§ 本文:
ドラムス


最初に / 知っておくべきこと / 区切れ感 / アクセント
/ スネア / バスドラ / 刻み / 刻みの調整 / パターンから入る
/ 変化をつける // メロディに戻る / コード後付けに進む / もどる
<<あまり手軽な方法にならなかった>>

ドラムパターンを自前で作るときの注意点。ドラムセット(またはそれを模したデジタル音源)の利用が前提。クラシックパーカッション、ラテンパーカッション、和楽器などには触れない。サンプルファイルは一般的な音楽用のモニタ環境を前提に作成してあるため、ヘッドフォンなどを使って十分な音量で再生して欲しい。

2010年1月追記:9/3にリリースされたDominoバージョン1.37から「選択範囲の絞り込み」機能に「Tickの値」という設定項目が増えたため、ベロシティずらしのワークアラウンドがあまり重要でなくなった(小節をまたいでパターンを作る場合などには有効)。


最初に

メロディとハーモニー(コード)に関する紹介はすでに書いたので、リズム(ドラムス)の紹介もしておかないと格好がつかないのだが、初心者があまり手間をかけずにドラムパターンを自前で作るのは、ぶっちゃけムリなんじゃないかと思えてならない。

ゼロから自前で作るより、たとえばローコスト制作のファイル配布ページで筆者が配布しているものなど、ライセンスがクリアなものを探してきてそのまま流用するか、気に入らないところだけ手を入れる形の方がずっとラクだと思う。

§ 記録の抜粋:
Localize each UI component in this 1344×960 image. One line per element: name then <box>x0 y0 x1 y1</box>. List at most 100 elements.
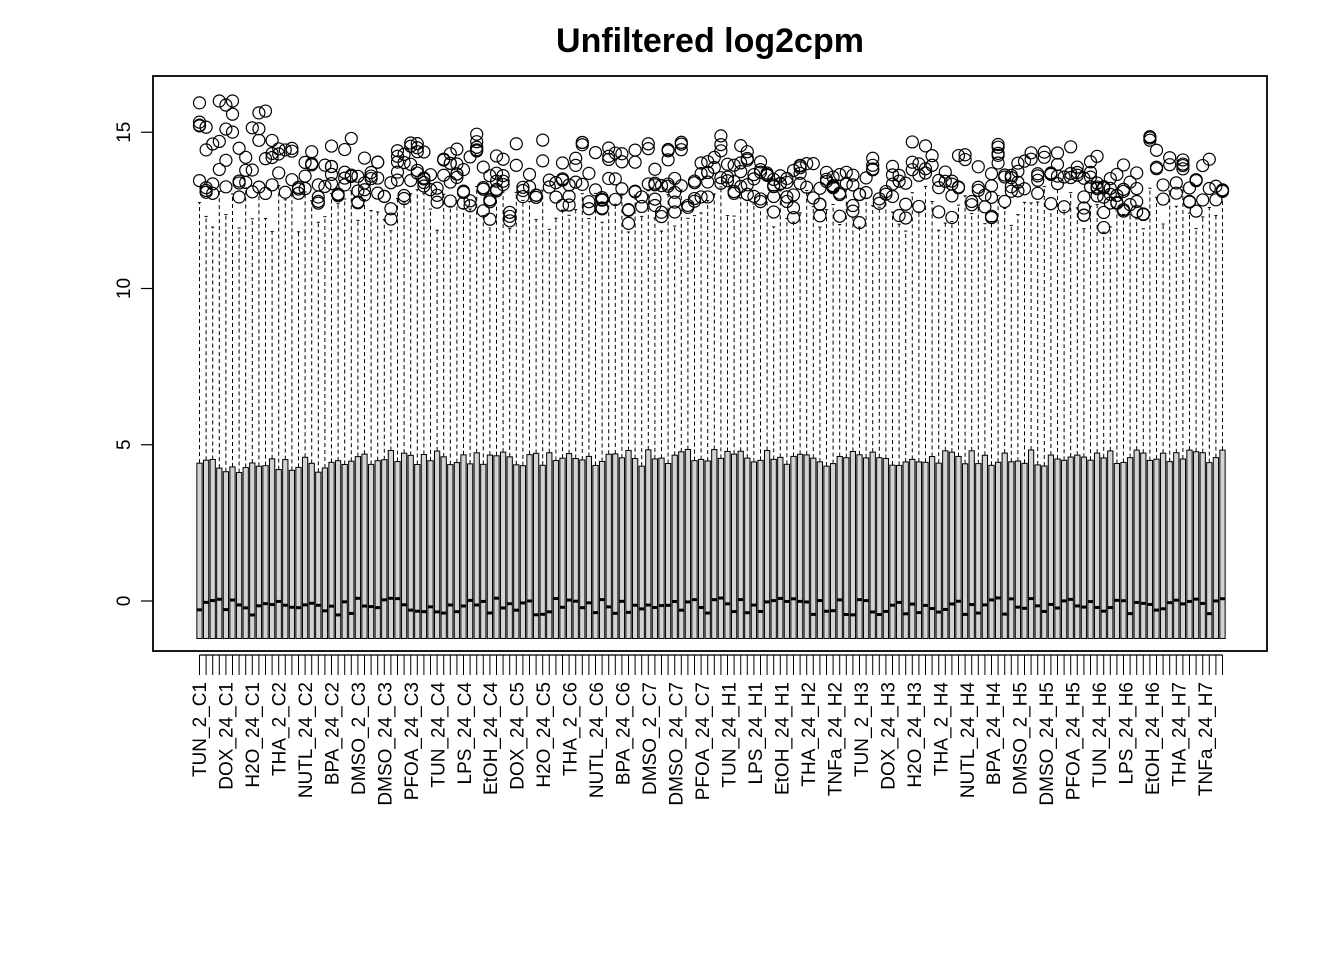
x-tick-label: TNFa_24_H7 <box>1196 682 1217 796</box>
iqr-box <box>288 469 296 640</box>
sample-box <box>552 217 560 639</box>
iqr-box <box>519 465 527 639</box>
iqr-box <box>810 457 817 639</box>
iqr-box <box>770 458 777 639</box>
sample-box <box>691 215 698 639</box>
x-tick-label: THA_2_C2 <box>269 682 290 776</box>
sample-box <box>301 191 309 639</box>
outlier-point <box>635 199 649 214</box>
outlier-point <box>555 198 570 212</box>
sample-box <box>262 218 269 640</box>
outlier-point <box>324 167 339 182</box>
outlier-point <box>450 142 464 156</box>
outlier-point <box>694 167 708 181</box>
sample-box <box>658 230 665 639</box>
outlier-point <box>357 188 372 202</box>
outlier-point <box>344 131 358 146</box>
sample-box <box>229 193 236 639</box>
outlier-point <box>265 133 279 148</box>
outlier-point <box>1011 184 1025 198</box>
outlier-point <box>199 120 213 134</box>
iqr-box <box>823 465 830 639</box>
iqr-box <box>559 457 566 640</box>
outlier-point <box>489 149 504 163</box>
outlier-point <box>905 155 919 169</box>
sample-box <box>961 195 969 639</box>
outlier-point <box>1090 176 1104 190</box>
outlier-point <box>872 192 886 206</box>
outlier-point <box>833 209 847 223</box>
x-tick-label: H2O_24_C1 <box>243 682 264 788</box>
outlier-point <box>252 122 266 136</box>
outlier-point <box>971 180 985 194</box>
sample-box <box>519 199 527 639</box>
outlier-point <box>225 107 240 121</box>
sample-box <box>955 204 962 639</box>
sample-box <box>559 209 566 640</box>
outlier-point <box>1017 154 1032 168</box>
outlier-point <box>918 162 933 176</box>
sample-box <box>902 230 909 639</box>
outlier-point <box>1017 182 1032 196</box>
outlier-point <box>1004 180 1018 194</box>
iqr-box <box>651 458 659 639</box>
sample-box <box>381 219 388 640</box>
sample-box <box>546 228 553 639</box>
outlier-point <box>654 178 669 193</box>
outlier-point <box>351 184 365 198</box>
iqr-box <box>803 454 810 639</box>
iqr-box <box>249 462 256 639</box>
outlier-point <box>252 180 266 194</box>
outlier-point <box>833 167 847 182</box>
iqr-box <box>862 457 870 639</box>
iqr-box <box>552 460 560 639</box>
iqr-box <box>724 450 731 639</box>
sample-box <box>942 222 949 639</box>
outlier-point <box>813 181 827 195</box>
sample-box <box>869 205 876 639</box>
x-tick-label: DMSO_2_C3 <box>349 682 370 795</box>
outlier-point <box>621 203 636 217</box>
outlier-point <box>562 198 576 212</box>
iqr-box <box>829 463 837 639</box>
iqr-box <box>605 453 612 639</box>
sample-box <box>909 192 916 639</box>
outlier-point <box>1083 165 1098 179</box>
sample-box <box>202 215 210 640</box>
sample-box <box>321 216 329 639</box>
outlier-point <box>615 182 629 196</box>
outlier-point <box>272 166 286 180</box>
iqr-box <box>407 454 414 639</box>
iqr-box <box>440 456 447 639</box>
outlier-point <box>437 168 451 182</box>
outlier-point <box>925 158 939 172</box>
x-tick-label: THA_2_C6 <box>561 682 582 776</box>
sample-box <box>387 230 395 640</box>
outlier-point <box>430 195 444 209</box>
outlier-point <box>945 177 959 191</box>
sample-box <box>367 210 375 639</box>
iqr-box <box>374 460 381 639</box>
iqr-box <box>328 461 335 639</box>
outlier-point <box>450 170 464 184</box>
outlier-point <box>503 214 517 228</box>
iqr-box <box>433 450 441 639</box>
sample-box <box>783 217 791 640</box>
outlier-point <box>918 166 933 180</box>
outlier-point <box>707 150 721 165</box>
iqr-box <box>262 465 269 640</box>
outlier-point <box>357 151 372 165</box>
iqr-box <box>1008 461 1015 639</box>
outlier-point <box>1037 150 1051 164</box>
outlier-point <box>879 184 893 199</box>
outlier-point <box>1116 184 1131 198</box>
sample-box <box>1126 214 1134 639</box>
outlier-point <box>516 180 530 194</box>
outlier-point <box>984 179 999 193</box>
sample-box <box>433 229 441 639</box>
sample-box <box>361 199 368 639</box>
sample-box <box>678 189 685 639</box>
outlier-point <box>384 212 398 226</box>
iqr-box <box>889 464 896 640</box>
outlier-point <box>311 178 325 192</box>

§ 課題一覧:
1) ドラムパターン作りの本文について、次の問いに答えよ。
(a) 利用が前提とされているのは何か。
(b) 「選択範囲の絞り込み」機能に「Tickの値」という設定項目が増えたのは、Dominoのどのバージョンからか。
(c) ゼロから自前で作るよりずっとラクだと筆者が考えるのは、どのような方法か。
2) ドラムパターン作りの本文から、「ドラムパターンを自前で作ると」で始まり「形の方がずっとラクだと思う。」まで続く部分を、一字も変えずに書き写せ。

§ 解答:
1)
(a) ドラムセット(またはそれを模したデジタル音源)の利用が前提とされている。
(b) バージョン1.37からである。
(c) ライセンスがクリアなものを探してきてそのまま流用するか、気に入らないところだけ手を入れる方法である。

2)
ドラムパターンを自前で作るときの注意点。ドラムセット(またはそれを模したデジタル音源)の利用が前提。クラシックパーカッション、ラテンパーカッション、和楽器などには触れない。サンプルファイルは一般的な音楽用のモニタ環境を前提に作成してあるため、ヘッドフォンなどを使って十分な音量で再生して欲しい。

2010年1月追記:9/3にリリースされたDominoバージョン1.37から「選択範囲の絞り込み」機能に「Tickの値」という設定項目が増えたため、ベロシティずらしのワークアラウンドがあまり重要でなくなった(小節をまたいでパターンを作る場合などには有効)。


最初に

メロディとハーモニー(コード)に関する紹介はすでに書いたので、リズム(ドラムス)の紹介もしておかないと格好がつかないのだが、初心者があまり手間をかけずにドラムパターンを自前で作るのは、ぶっちゃけムリなんじゃないかと思えてならない。

ゼロから自前で作るより、たとえばローコスト制作のファイル配布ページで筆者が配布しているものなど、ライセンスがクリアなものを探してきてそのまま流用するか、気に入らないところだけ手を入れる形の方がずっとラクだと思う。